[Exercise brief]: Set down each line of the material that follows, exactly, with no pictures.

[Data records]:
********************

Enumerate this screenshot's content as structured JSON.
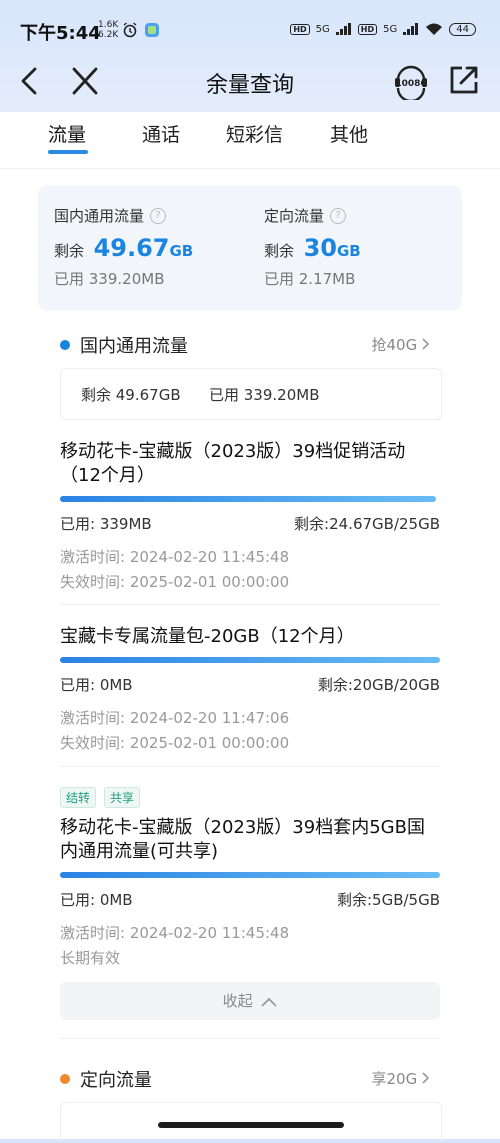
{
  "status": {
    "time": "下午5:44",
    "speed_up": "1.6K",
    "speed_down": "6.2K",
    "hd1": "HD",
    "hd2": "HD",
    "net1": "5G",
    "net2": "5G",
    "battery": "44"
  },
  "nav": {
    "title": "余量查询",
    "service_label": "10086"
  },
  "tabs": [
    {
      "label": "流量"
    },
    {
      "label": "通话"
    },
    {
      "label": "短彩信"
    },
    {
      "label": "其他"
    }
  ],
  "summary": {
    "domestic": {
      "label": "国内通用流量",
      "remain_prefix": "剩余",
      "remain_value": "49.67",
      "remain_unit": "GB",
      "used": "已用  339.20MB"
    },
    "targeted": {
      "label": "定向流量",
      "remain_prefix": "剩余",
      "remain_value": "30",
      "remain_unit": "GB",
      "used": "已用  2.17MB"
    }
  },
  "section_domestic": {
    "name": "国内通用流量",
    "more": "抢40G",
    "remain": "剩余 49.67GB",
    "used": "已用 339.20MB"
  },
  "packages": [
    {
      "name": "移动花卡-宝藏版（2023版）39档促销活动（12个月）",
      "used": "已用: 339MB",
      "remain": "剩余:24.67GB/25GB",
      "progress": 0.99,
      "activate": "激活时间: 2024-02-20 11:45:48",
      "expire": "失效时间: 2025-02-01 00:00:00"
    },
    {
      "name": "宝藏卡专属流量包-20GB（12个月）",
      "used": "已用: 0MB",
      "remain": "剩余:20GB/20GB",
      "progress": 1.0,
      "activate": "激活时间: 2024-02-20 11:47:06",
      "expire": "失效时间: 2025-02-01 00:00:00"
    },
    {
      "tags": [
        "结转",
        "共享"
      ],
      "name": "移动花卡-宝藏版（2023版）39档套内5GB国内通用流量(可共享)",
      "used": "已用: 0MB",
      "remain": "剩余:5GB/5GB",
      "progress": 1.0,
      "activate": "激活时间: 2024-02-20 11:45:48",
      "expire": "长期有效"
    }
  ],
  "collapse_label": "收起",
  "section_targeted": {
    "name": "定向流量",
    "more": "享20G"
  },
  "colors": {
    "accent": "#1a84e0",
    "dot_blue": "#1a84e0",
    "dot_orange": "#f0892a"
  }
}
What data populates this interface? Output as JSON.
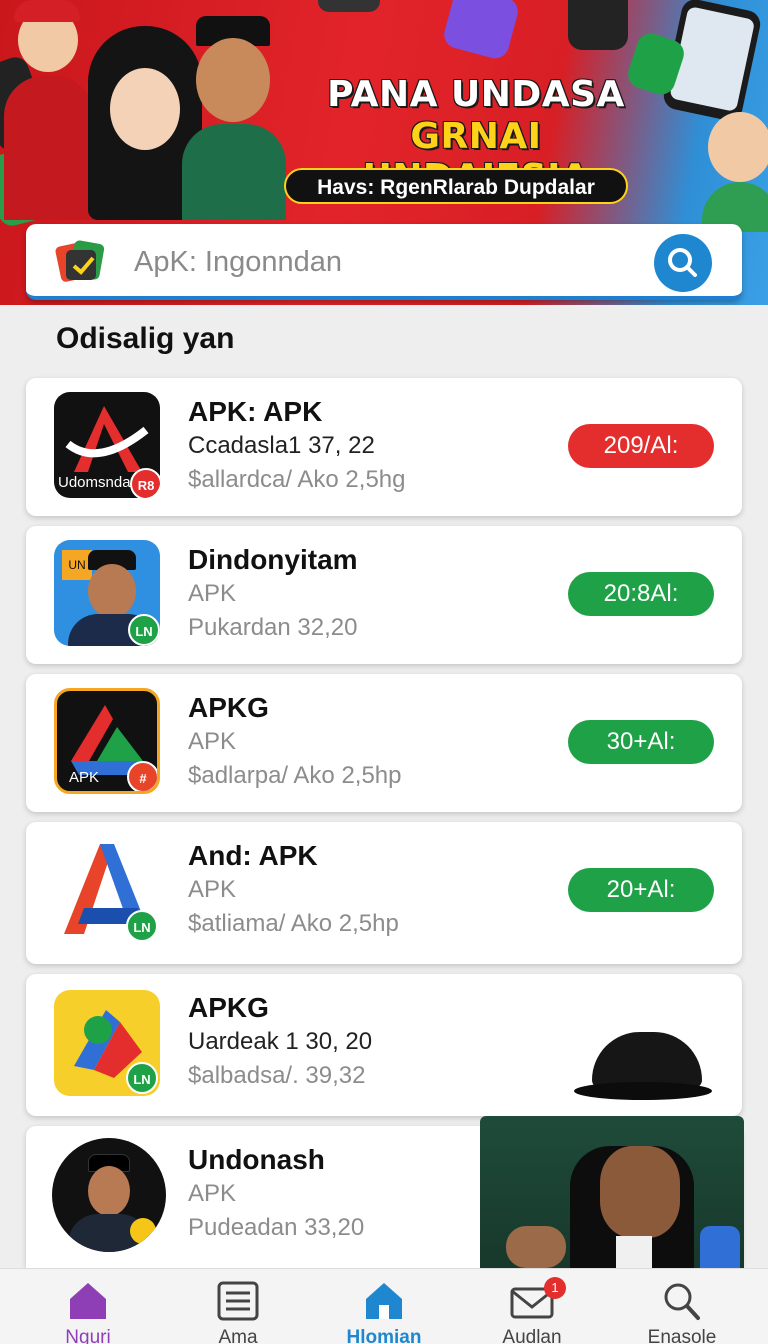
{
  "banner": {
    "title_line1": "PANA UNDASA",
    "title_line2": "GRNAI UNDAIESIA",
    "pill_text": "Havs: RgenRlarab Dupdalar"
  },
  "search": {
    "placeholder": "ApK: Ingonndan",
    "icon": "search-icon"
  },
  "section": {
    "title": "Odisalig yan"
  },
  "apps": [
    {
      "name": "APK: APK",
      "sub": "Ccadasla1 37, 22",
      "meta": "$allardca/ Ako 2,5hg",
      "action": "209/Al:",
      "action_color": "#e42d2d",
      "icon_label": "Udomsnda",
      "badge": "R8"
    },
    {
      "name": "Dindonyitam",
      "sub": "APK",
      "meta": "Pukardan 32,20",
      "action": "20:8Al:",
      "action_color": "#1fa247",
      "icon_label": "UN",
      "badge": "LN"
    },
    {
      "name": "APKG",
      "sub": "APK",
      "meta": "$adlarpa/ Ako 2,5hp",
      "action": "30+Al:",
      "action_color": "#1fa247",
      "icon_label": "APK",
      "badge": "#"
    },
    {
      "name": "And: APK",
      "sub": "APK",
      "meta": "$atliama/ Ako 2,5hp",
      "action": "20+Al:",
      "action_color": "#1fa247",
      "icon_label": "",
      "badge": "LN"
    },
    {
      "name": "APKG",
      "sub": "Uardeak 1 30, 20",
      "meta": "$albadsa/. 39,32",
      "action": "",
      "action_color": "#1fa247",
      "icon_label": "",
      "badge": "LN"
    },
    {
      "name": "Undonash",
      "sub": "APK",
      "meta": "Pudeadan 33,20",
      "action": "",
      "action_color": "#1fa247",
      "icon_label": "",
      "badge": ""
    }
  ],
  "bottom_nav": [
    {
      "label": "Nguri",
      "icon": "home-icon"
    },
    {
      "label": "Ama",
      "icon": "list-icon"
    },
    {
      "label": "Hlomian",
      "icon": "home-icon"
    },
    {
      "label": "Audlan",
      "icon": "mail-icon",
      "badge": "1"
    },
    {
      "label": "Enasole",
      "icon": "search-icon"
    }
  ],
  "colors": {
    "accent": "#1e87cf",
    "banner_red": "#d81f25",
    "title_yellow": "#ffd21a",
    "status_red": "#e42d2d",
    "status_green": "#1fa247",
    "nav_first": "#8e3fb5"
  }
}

********************

[The solution]:
Enumerate this screenshot's content as structured JSON.
{
  "status": {
    "time": "下午5:44",
    "speed_up": "1.6K",
    "speed_down": "6.2K",
    "hd1": "HD",
    "hd2": "HD",
    "net1": "5G",
    "net2": "5G",
    "battery": "44"
  },
  "nav": {
    "title": "余量查询",
    "service_label": "10086"
  },
  "tabs": [
    {
      "label": "流量"
    },
    {
      "label": "通话"
    },
    {
      "label": "短彩信"
    },
    {
      "label": "其他"
    }
  ],
  "summary": {
    "domestic": {
      "label": "国内通用流量",
      "remain_prefix": "剩余",
      "remain_value": "49.67",
      "remain_unit": "GB",
      "used": "已用  339.20MB"
    },
    "targeted": {
      "label": "定向流量",
      "remain_prefix": "剩余",
      "remain_value": "30",
      "remain_unit": "GB",
      "used": "已用  2.17MB"
    }
  },
  "section_domestic": {
    "name": "国内通用流量",
    "more": "抢40G",
    "remain": "剩余 49.67GB",
    "used": "已用 339.20MB"
  },
  "packages": [
    {
      "name": "移动花卡-宝藏版（2023版）39档促销活动（12个月）",
      "used": "已用: 339MB",
      "remain": "剩余:24.67GB/25GB",
      "progress": 0.99,
      "activate": "激活时间: 2024-02-20 11:45:48",
      "expire": "失效时间: 2025-02-01 00:00:00"
    },
    {
      "name": "宝藏卡专属流量包-20GB（12个月）",
      "used": "已用: 0MB",
      "remain": "剩余:20GB/20GB",
      "progress": 1.0,
      "activate": "激活时间: 2024-02-20 11:47:06",
      "expire": "失效时间: 2025-02-01 00:00:00"
    },
    {
      "tags": [
        "结转",
        "共享"
      ],
      "name": "移动花卡-宝藏版（2023版）39档套内5GB国内通用流量(可共享)",
      "used": "已用: 0MB",
      "remain": "剩余:5GB/5GB",
      "progress": 1.0,
      "activate": "激活时间: 2024-02-20 11:45:48",
      "expire": "长期有效"
    }
  ],
  "collapse_label": "收起",
  "section_targeted": {
    "name": "定向流量",
    "more": "享20G"
  },
  "colors": {
    "accent": "#1a84e0",
    "dot_blue": "#1a84e0",
    "dot_orange": "#f0892a"
  }
}
What data populates this interface? Output as JSON.
{
  "banner": {
    "title_line1": "PANA UNDASA",
    "title_line2": "GRNAI UNDAIESIA",
    "pill_text": "Havs: RgenRlarab Dupdalar"
  },
  "search": {
    "placeholder": "ApK: Ingonndan",
    "icon": "search-icon"
  },
  "section": {
    "title": "Odisalig yan"
  },
  "apps": [
    {
      "name": "APK: APK",
      "sub": "Ccadasla1 37, 22",
      "meta": "$allardca/ Ako 2,5hg",
      "action": "209/Al:",
      "action_color": "#e42d2d",
      "icon_label": "Udomsnda",
      "badge": "R8"
    },
    {
      "name": "Dindonyitam",
      "sub": "APK",
      "meta": "Pukardan 32,20",
      "action": "20:8Al:",
      "action_color": "#1fa247",
      "icon_label": "UN",
      "badge": "LN"
    },
    {
      "name": "APKG",
      "sub": "APK",
      "meta": "$adlarpa/ Ako 2,5hp",
      "action": "30+Al:",
      "action_color": "#1fa247",
      "icon_label": "APK",
      "badge": "#"
    },
    {
      "name": "And: APK",
      "sub": "APK",
      "meta": "$atliama/ Ako 2,5hp",
      "action": "20+Al:",
      "action_color": "#1fa247",
      "icon_label": "",
      "badge": "LN"
    },
    {
      "name": "APKG",
      "sub": "Uardeak 1 30, 20",
      "meta": "$albadsa/. 39,32",
      "action": "",
      "action_color": "#1fa247",
      "icon_label": "",
      "badge": "LN"
    },
    {
      "name": "Undonash",
      "sub": "APK",
      "meta": "Pudeadan 33,20",
      "action": "",
      "action_color": "#1fa247",
      "icon_label": "",
      "badge": ""
    }
  ],
  "bottom_nav": [
    {
      "label": "Nguri",
      "icon": "home-icon"
    },
    {
      "label": "Ama",
      "icon": "list-icon"
    },
    {
      "label": "Hlomian",
      "icon": "home-icon"
    },
    {
      "label": "Audlan",
      "icon": "mail-icon",
      "badge": "1"
    },
    {
      "label": "Enasole",
      "icon": "search-icon"
    }
  ],
  "colors": {
    "accent": "#1e87cf",
    "banner_red": "#d81f25",
    "title_yellow": "#ffd21a",
    "status_red": "#e42d2d",
    "status_green": "#1fa247",
    "nav_first": "#8e3fb5"
  }
}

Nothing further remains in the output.